● PROBLEM TO WORK ON
From the entries below, list each line with "text".
···
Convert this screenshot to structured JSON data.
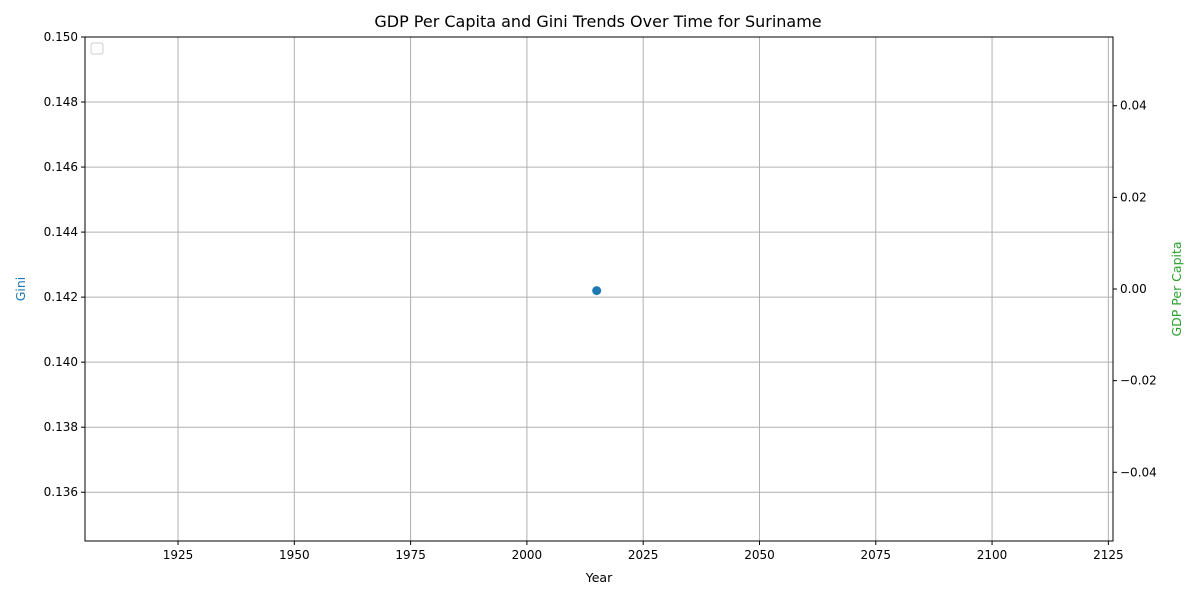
{
  "chart_data": {
    "type": "scatter",
    "title": "GDP Per Capita and Gini Trends Over Time for Suriname",
    "xlabel": "Year",
    "ylabel_left": "Gini",
    "ylabel_right": "GDP Per Capita",
    "xlim": [
      1905,
      2126
    ],
    "ylim_left": [
      0.1345,
      0.15
    ],
    "ylim_right": [
      -0.055,
      0.055
    ],
    "x_ticks": [
      1925,
      1950,
      1975,
      2000,
      2025,
      2050,
      2075,
      2100,
      2125
    ],
    "y_left_ticks": [
      0.136,
      0.138,
      0.14,
      0.142,
      0.144,
      0.146,
      0.148,
      0.15
    ],
    "y_left_tick_labels": [
      "0.136",
      "0.138",
      "0.140",
      "0.142",
      "0.144",
      "0.146",
      "0.148",
      "0.150"
    ],
    "y_right_ticks": [
      -0.04,
      -0.02,
      0.0,
      0.02,
      0.04
    ],
    "y_right_tick_labels": [
      "−0.04",
      "−0.02",
      "0.00",
      "0.02",
      "0.04"
    ],
    "grid": true,
    "legend": "top-left (empty)",
    "series": [
      {
        "axis": "left",
        "color": "#1f77b4",
        "points": [
          {
            "x": 2015,
            "y": 0.1422
          }
        ]
      }
    ],
    "colors": {
      "gini_label": "#1f77b4",
      "gdp_label": "#2ca02c",
      "grid": "#b0b0b0"
    }
  }
}
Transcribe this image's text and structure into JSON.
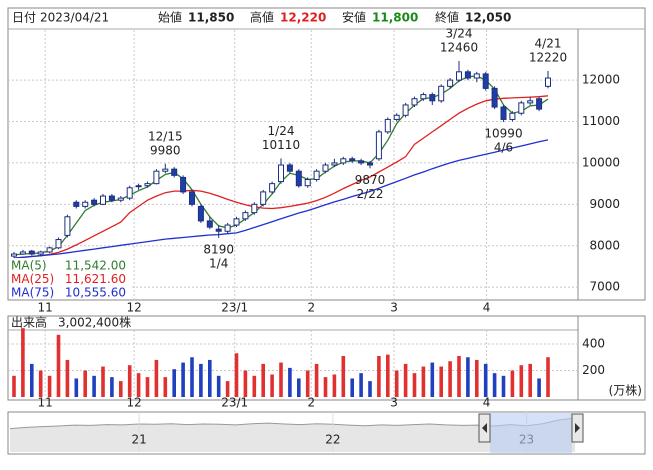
{
  "chart_data": {
    "type": "candlestick",
    "header": [
      {
        "label": "日付",
        "text": "2023/04/21"
      },
      {
        "label": "始値",
        "value": 11850,
        "value_label": "11,850",
        "color": "#222222"
      },
      {
        "label": "高値",
        "value": 12220,
        "value_label": "12,220",
        "color": "#e02020"
      },
      {
        "label": "安値",
        "value": 11800,
        "value_label": "11,800",
        "color": "#1a8a1a"
      },
      {
        "label": "終値",
        "value": 12050,
        "value_label": "12,050",
        "color": "#222222"
      }
    ],
    "candles": {
      "open": [
        7750,
        7800,
        7870,
        7800,
        7850,
        7950,
        8250,
        9050,
        8950,
        9100,
        9000,
        9200,
        9100,
        9150,
        9450,
        9450,
        9500,
        9800,
        9850,
        9650,
        9300,
        8950,
        8600,
        8400,
        8350,
        8500,
        8650,
        8800,
        9000,
        9300,
        9550,
        9950,
        9800,
        9450,
        9600,
        9800,
        9950,
        10000,
        10100,
        10050,
        10000,
        10100,
        10750,
        11050,
        11150,
        11400,
        11550,
        11650,
        11500,
        11850,
        12000,
        12200,
        12050,
        12150,
        11800,
        11350,
        11050,
        11200,
        11450,
        11550,
        11850
      ],
      "high": [
        7850,
        7900,
        7900,
        7880,
        7980,
        8200,
        8750,
        9100,
        9100,
        9150,
        9250,
        9250,
        9200,
        9450,
        9500,
        9550,
        9850,
        9980,
        9900,
        9700,
        9350,
        9000,
        8700,
        8500,
        8550,
        8700,
        8850,
        9050,
        9350,
        9550,
        10110,
        10000,
        9850,
        9650,
        9850,
        10000,
        10100,
        10150,
        10150,
        10100,
        10050,
        10800,
        11100,
        11200,
        11450,
        11600,
        11700,
        11700,
        11900,
        12050,
        12460,
        12250,
        12200,
        12200,
        11850,
        11400,
        11250,
        11500,
        11600,
        11600,
        12220
      ],
      "low": [
        7700,
        7780,
        7760,
        7750,
        7820,
        7920,
        8200,
        8900,
        8900,
        8950,
        8980,
        9050,
        9050,
        9100,
        9350,
        9400,
        9480,
        9750,
        9650,
        9250,
        8950,
        8550,
        8400,
        8190,
        8300,
        8450,
        8600,
        8750,
        8950,
        9250,
        9500,
        9750,
        9400,
        9400,
        9550,
        9750,
        9900,
        9950,
        10000,
        9950,
        9870,
        10050,
        10700,
        11000,
        11100,
        11350,
        11500,
        11400,
        11450,
        11800,
        11950,
        12000,
        11950,
        11750,
        11300,
        10990,
        11000,
        11150,
        11400,
        11250,
        11800
      ],
      "close": [
        7800,
        7850,
        7800,
        7850,
        7950,
        8150,
        8700,
        8950,
        9050,
        9000,
        9200,
        9100,
        9150,
        9400,
        9450,
        9500,
        9800,
        9850,
        9700,
        9300,
        9000,
        8600,
        8450,
        8350,
        8500,
        8650,
        8800,
        9000,
        9300,
        9500,
        9950,
        9800,
        9450,
        9600,
        9800,
        9950,
        10000,
        10100,
        10050,
        10000,
        9950,
        10750,
        11050,
        11150,
        11400,
        11550,
        11650,
        11500,
        11850,
        12000,
        12200,
        12050,
        12150,
        11800,
        11350,
        11050,
        11200,
        11450,
        11500,
        11300,
        12050
      ],
      "up_color": "#ffffff",
      "down_color": "#1f3fa8",
      "edge_color": "#1f2f7f"
    },
    "ylim": [
      6690,
      13210
    ],
    "yticks": [
      7000,
      8000,
      9000,
      10000,
      11000,
      12000
    ],
    "grid": true,
    "xticks": [
      {
        "value": 3.5,
        "label": "11"
      },
      {
        "value": 13.5,
        "label": "12"
      },
      {
        "value": 24.8,
        "label": "23/1"
      },
      {
        "value": 33.4,
        "label": "2"
      },
      {
        "value": 42.7,
        "label": "3"
      },
      {
        "value": 53.1,
        "label": "4"
      }
    ],
    "series": [
      {
        "name": "MA(5)",
        "color": "#2e7d32",
        "values": [
          7780,
          7800,
          7810,
          7830,
          7870,
          7980,
          8250,
          8550,
          8850,
          8980,
          9050,
          9080,
          9120,
          9220,
          9330,
          9420,
          9580,
          9720,
          9770,
          9620,
          9350,
          9000,
          8700,
          8480,
          8430,
          8500,
          8650,
          8800,
          9000,
          9250,
          9550,
          9750,
          9700,
          9600,
          9620,
          9780,
          9920,
          10020,
          10050,
          10050,
          10000,
          10230,
          10550,
          10950,
          11200,
          11400,
          11550,
          11580,
          11660,
          11800,
          11980,
          12080,
          12100,
          12000,
          11780,
          11400,
          11200,
          11250,
          11380,
          11400,
          11542
        ],
        "value_labels": [
          null,
          null,
          null,
          null,
          null,
          null,
          null,
          null,
          null,
          null,
          null,
          null,
          null,
          null,
          null,
          null,
          null,
          null,
          null,
          null,
          null,
          null,
          null,
          null,
          null,
          null,
          null,
          null,
          null,
          null,
          null,
          null,
          null,
          null,
          null,
          null,
          null,
          null,
          null,
          null,
          null,
          null,
          null,
          null,
          null,
          null,
          null,
          null,
          null,
          null,
          null,
          null,
          null,
          null,
          null,
          null,
          null,
          null,
          null,
          null,
          "11,542.00"
        ]
      },
      {
        "name": "MA(25)",
        "color": "#e02020",
        "values": [
          7700,
          7720,
          7740,
          7760,
          7790,
          7840,
          7920,
          8020,
          8130,
          8240,
          8350,
          8460,
          8570,
          8800,
          8950,
          9100,
          9200,
          9280,
          9320,
          9320,
          9340,
          9320,
          9270,
          9200,
          9120,
          9050,
          8990,
          8940,
          8910,
          8900,
          8920,
          8950,
          8990,
          9030,
          9090,
          9170,
          9270,
          9380,
          9480,
          9580,
          9660,
          9780,
          9900,
          10020,
          10150,
          10450,
          10600,
          10750,
          10900,
          11050,
          11200,
          11320,
          11420,
          11500,
          11540,
          11560,
          11570,
          11580,
          11590,
          11600,
          11621.6
        ],
        "value_labels": [
          null,
          null,
          null,
          null,
          null,
          null,
          null,
          null,
          null,
          null,
          null,
          null,
          null,
          null,
          null,
          null,
          null,
          null,
          null,
          null,
          null,
          null,
          null,
          null,
          null,
          null,
          null,
          null,
          null,
          null,
          null,
          null,
          null,
          null,
          null,
          null,
          null,
          null,
          null,
          null,
          null,
          null,
          null,
          null,
          null,
          null,
          null,
          null,
          null,
          null,
          null,
          null,
          null,
          null,
          null,
          null,
          null,
          null,
          null,
          null,
          "11,621.60"
        ]
      },
      {
        "name": "MA(75)",
        "color": "#2030d0",
        "values": [
          7700,
          7720,
          7740,
          7760,
          7780,
          7800,
          7830,
          7860,
          7890,
          7920,
          7950,
          7980,
          8010,
          8040,
          8070,
          8100,
          8130,
          8160,
          8180,
          8200,
          8220,
          8240,
          8260,
          8270,
          8290,
          8310,
          8370,
          8440,
          8510,
          8580,
          8650,
          8720,
          8790,
          8850,
          8920,
          8990,
          9060,
          9120,
          9190,
          9250,
          9310,
          9390,
          9470,
          9550,
          9630,
          9710,
          9780,
          9860,
          9930,
          10000,
          10060,
          10110,
          10160,
          10210,
          10260,
          10310,
          10360,
          10410,
          10460,
          10510,
          10555.6
        ],
        "value_labels": [
          null,
          null,
          null,
          null,
          null,
          null,
          null,
          null,
          null,
          null,
          null,
          null,
          null,
          null,
          null,
          null,
          null,
          null,
          null,
          null,
          null,
          null,
          null,
          null,
          null,
          null,
          null,
          null,
          null,
          null,
          null,
          null,
          null,
          null,
          null,
          null,
          null,
          null,
          null,
          null,
          null,
          null,
          null,
          null,
          null,
          null,
          null,
          null,
          null,
          null,
          null,
          null,
          null,
          null,
          null,
          null,
          null,
          null,
          null,
          null,
          "10,555.60"
        ]
      }
    ],
    "annotations": [
      {
        "date": "12/15",
        "value": 9980,
        "at": 17,
        "side": "above"
      },
      {
        "date": "1/24",
        "value": 10110,
        "at": 30,
        "side": "above"
      },
      {
        "date": "3/24",
        "value": 12460,
        "at": 50,
        "side": "above"
      },
      {
        "date": "4/21",
        "value": 12220,
        "at": 60,
        "side": "above"
      },
      {
        "date": "1/4",
        "value": 8190,
        "at": 23,
        "side": "below"
      },
      {
        "date": "2/22",
        "value": 9870,
        "at": 40,
        "side": "below"
      },
      {
        "date": "4/6",
        "value": 10990,
        "at": 55,
        "side": "below"
      }
    ],
    "volume": {
      "title": "出来高",
      "unit": "(万株)",
      "values": [
        160,
        520,
        250,
        200,
        160,
        470,
        280,
        140,
        200,
        160,
        230,
        150,
        120,
        240,
        180,
        150,
        280,
        150,
        210,
        260,
        300,
        250,
        280,
        160,
        120,
        330,
        200,
        160,
        250,
        170,
        260,
        220,
        140,
        200,
        250,
        150,
        170,
        310,
        140,
        180,
        120,
        310,
        320,
        200,
        250,
        180,
        230,
        260,
        230,
        270,
        310,
        300,
        280,
        250,
        180,
        160,
        200,
        240,
        250,
        140,
        300.24
      ],
      "value_labels": [
        null,
        null,
        null,
        null,
        null,
        null,
        null,
        null,
        null,
        null,
        null,
        null,
        null,
        null,
        null,
        null,
        null,
        null,
        null,
        null,
        null,
        null,
        null,
        null,
        null,
        null,
        null,
        null,
        null,
        null,
        null,
        null,
        null,
        null,
        null,
        null,
        null,
        null,
        null,
        null,
        null,
        null,
        null,
        null,
        null,
        null,
        null,
        null,
        null,
        null,
        null,
        null,
        null,
        null,
        null,
        null,
        null,
        null,
        null,
        null,
        "3,002,400株"
      ],
      "ylim": [
        0,
        506
      ],
      "yticks": [
        200,
        400
      ],
      "up_color": "#e03030",
      "down_color": "#2040c0"
    },
    "navigator": {
      "values": [
        8200,
        8600,
        8900,
        9100,
        9400,
        9300,
        9600,
        9500,
        9800,
        9700,
        9900,
        9600,
        9800,
        9700,
        9500,
        9900,
        10100,
        9800,
        9600,
        9900,
        9700,
        9400,
        9200,
        9500,
        9300,
        9600,
        9800,
        9500,
        9300,
        9400,
        9100,
        9600,
        9200,
        9900,
        11200,
        11900
      ],
      "ylim": [
        0,
        14000
      ],
      "xticks": [
        {
          "value": 8,
          "label": "21"
        },
        {
          "value": 20,
          "label": "22"
        },
        {
          "value": 32,
          "label": "23"
        }
      ]
    }
  }
}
···
● ANSWER TO THIS TASK
Transcribe this image's text and structure into JSON.
        "text": "2023/04/21"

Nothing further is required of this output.